Records from a data source

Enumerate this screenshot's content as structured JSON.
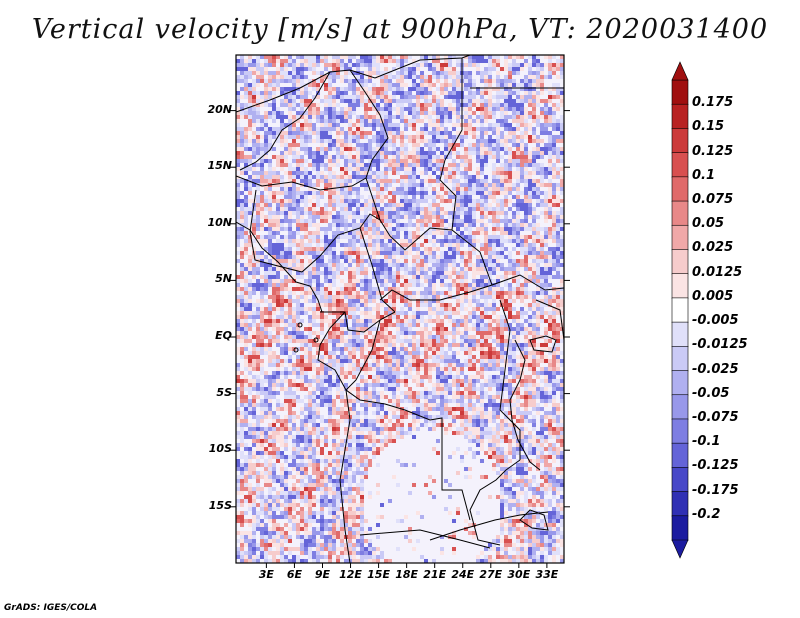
{
  "title": "Vertical velocity [m/s] at 900hPa, VT: 2020031400",
  "footer": "GrADS: IGES/COLA",
  "map": {
    "lat_ticks": [
      "20N",
      "15N",
      "10N",
      "5N",
      "EQ",
      "5S",
      "10S",
      "15S"
    ],
    "lon_ticks": [
      "3E",
      "6E",
      "9E",
      "12E",
      "15E",
      "18E",
      "21E",
      "24E",
      "27E",
      "30E",
      "33E"
    ]
  },
  "colorbar": {
    "labels": [
      "0.175",
      "0.15",
      "0.125",
      "0.1",
      "0.075",
      "0.05",
      "0.025",
      "0.0125",
      "0.005",
      "-0.005",
      "-0.0125",
      "-0.025",
      "-0.05",
      "-0.075",
      "-0.1",
      "-0.125",
      "-0.175",
      "-0.2"
    ],
    "colors": [
      "#a01010",
      "#b82222",
      "#cc3a3a",
      "#d85050",
      "#e06a6a",
      "#e88888",
      "#f0a8a8",
      "#f6cccc",
      "#fbe4e4",
      "#ffffff",
      "#e0e0fa",
      "#cacaf6",
      "#b0b0f0",
      "#9898ea",
      "#7e7ee2",
      "#6464d8",
      "#4848c8",
      "#3030b4",
      "#1c1ca0"
    ]
  }
}
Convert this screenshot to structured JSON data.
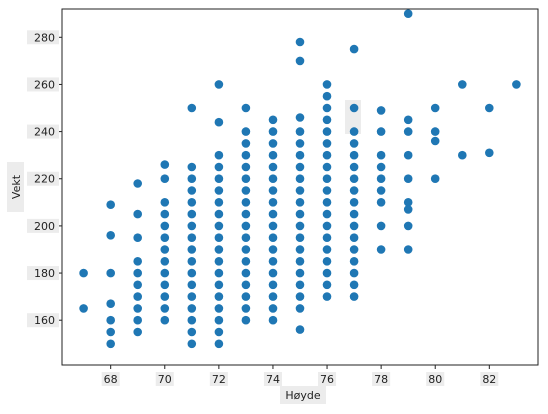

Short exercise:
Repeat each entry exactly. Pictures do not belong in the copy.

Full response:
Enumerate this screenshot's content as structured JSON.
{
  "title": "Vertical velocity [m/s] at 900hPa, VT: 2020031400",
  "footer": "GrADS: IGES/COLA",
  "map": {
    "lat_ticks": [
      "20N",
      "15N",
      "10N",
      "5N",
      "EQ",
      "5S",
      "10S",
      "15S"
    ],
    "lon_ticks": [
      "3E",
      "6E",
      "9E",
      "12E",
      "15E",
      "18E",
      "21E",
      "24E",
      "27E",
      "30E",
      "33E"
    ]
  },
  "colorbar": {
    "labels": [
      "0.175",
      "0.15",
      "0.125",
      "0.1",
      "0.075",
      "0.05",
      "0.025",
      "0.0125",
      "0.005",
      "-0.005",
      "-0.0125",
      "-0.025",
      "-0.05",
      "-0.075",
      "-0.1",
      "-0.125",
      "-0.175",
      "-0.2"
    ],
    "colors": [
      "#a01010",
      "#b82222",
      "#cc3a3a",
      "#d85050",
      "#e06a6a",
      "#e88888",
      "#f0a8a8",
      "#f6cccc",
      "#fbe4e4",
      "#ffffff",
      "#e0e0fa",
      "#cacaf6",
      "#b0b0f0",
      "#9898ea",
      "#7e7ee2",
      "#6464d8",
      "#4848c8",
      "#3030b4",
      "#1c1ca0"
    ]
  }
}
Convert this screenshot to structured JSON data.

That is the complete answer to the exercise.